⟨
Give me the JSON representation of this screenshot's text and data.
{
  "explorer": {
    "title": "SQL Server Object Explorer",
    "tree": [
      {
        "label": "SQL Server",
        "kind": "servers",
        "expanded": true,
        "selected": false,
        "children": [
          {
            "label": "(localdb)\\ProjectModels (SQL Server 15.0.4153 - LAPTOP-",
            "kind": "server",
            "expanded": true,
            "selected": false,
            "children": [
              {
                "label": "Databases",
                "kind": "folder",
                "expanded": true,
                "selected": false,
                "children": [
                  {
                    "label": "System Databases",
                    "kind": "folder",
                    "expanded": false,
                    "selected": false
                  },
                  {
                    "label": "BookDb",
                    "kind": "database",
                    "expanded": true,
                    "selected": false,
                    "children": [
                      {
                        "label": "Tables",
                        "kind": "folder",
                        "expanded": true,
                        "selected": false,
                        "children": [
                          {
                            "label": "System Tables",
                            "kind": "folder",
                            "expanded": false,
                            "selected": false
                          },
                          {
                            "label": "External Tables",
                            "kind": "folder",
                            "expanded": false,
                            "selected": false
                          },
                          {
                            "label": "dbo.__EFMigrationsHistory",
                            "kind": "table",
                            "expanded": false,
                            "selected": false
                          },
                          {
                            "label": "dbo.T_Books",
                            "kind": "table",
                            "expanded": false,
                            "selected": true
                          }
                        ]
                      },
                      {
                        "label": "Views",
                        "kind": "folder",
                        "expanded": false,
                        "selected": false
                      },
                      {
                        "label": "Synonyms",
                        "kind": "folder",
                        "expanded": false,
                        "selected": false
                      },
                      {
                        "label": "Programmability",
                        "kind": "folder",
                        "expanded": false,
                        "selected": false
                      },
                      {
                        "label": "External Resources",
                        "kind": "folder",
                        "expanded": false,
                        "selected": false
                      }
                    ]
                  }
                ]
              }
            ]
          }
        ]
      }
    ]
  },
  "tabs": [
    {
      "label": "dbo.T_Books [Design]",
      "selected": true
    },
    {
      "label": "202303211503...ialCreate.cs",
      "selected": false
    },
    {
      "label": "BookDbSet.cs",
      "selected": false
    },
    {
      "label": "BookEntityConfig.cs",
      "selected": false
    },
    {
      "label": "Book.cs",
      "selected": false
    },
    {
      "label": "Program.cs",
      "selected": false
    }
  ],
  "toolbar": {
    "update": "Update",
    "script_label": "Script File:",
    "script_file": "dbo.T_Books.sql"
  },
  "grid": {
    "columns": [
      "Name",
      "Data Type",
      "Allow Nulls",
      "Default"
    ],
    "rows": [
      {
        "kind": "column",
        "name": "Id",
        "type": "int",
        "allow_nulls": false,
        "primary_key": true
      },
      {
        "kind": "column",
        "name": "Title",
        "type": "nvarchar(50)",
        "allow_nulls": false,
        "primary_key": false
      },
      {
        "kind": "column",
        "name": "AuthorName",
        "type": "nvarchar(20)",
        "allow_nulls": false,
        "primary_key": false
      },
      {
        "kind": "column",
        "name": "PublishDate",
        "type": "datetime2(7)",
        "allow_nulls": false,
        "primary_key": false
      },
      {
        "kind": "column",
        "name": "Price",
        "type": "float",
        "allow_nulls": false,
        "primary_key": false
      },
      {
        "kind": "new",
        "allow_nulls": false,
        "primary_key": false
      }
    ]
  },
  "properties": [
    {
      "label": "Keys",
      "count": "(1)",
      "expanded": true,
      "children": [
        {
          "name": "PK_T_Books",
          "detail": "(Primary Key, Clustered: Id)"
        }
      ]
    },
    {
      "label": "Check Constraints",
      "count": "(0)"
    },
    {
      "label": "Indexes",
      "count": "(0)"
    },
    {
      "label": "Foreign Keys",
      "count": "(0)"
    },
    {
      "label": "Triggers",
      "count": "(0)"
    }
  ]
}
⟩
> [SET EXERCISE] Print again each line of the listing above, exactly as it appears.

> [RESPONSE TO THIS EXERCISE]
Give me the JSON representation of this screenshot's text and data.
{
  "explorer": {
    "title": "SQL Server Object Explorer",
    "tree": [
      {
        "label": "SQL Server",
        "kind": "servers",
        "expanded": true,
        "selected": false,
        "children": [
          {
            "label": "(localdb)\\ProjectModels (SQL Server 15.0.4153 - LAPTOP-",
            "kind": "server",
            "expanded": true,
            "selected": false,
            "children": [
              {
                "label": "Databases",
                "kind": "folder",
                "expanded": true,
                "selected": false,
                "children": [
                  {
                    "label": "System Databases",
                    "kind": "folder",
                    "expanded": false,
                    "selected": false
                  },
                  {
                    "label": "BookDb",
                    "kind": "database",
                    "expanded": true,
                    "selected": false,
                    "children": [
                      {
                        "label": "Tables",
                        "kind": "folder",
                        "expanded": true,
                        "selected": false,
                        "children": [
                          {
                            "label": "System Tables",
                            "kind": "folder",
                            "expanded": false,
                            "selected": false
                          },
                          {
                            "label": "External Tables",
                            "kind": "folder",
                            "expanded": false,
                            "selected": false
                          },
                          {
                            "label": "dbo.__EFMigrationsHistory",
                            "kind": "table",
                            "expanded": false,
                            "selected": false
                          },
                          {
                            "label": "dbo.T_Books",
                            "kind": "table",
                            "expanded": false,
                            "selected": true
                          }
                        ]
                      },
                      {
                        "label": "Views",
                        "kind": "folder",
                        "expanded": false,
                        "selected": false
                      },
                      {
                        "label": "Synonyms",
                        "kind": "folder",
                        "expanded": false,
                        "selected": false
                      },
                      {
                        "label": "Programmability",
                        "kind": "folder",
                        "expanded": false,
                        "selected": false
                      },
                      {
                        "label": "External Resources",
                        "kind": "folder",
                        "expanded": false,
                        "selected": false
                      }
                    ]
                  }
                ]
              }
            ]
          }
        ]
      }
    ]
  },
  "tabs": [
    {
      "label": "dbo.T_Books [Design]",
      "selected": true
    },
    {
      "label": "202303211503...ialCreate.cs",
      "selected": false
    },
    {
      "label": "BookDbSet.cs",
      "selected": false
    },
    {
      "label": "BookEntityConfig.cs",
      "selected": false
    },
    {
      "label": "Book.cs",
      "selected": false
    },
    {
      "label": "Program.cs",
      "selected": false
    }
  ],
  "toolbar": {
    "update": "Update",
    "script_label": "Script File:",
    "script_file": "dbo.T_Books.sql"
  },
  "grid": {
    "columns": [
      "Name",
      "Data Type",
      "Allow Nulls",
      "Default"
    ],
    "rows": [
      {
        "kind": "column",
        "name": "Id",
        "type": "int",
        "allow_nulls": false,
        "primary_key": true
      },
      {
        "kind": "column",
        "name": "Title",
        "type": "nvarchar(50)",
        "allow_nulls": false,
        "primary_key": false
      },
      {
        "kind": "column",
        "name": "AuthorName",
        "type": "nvarchar(20)",
        "allow_nulls": false,
        "primary_key": false
      },
      {
        "kind": "column",
        "name": "PublishDate",
        "type": "datetime2(7)",
        "allow_nulls": false,
        "primary_key": false
      },
      {
        "kind": "column",
        "name": "Price",
        "type": "float",
        "allow_nulls": false,
        "primary_key": false
      },
      {
        "kind": "new",
        "allow_nulls": false,
        "primary_key": false
      }
    ]
  },
  "properties": [
    {
      "label": "Keys",
      "count": "(1)",
      "expanded": true,
      "children": [
        {
          "name": "PK_T_Books",
          "detail": "(Primary Key, Clustered: Id)"
        }
      ]
    },
    {
      "label": "Check Constraints",
      "count": "(0)"
    },
    {
      "label": "Indexes",
      "count": "(0)"
    },
    {
      "label": "Foreign Keys",
      "count": "(0)"
    },
    {
      "label": "Triggers",
      "count": "(0)"
    }
  ]
}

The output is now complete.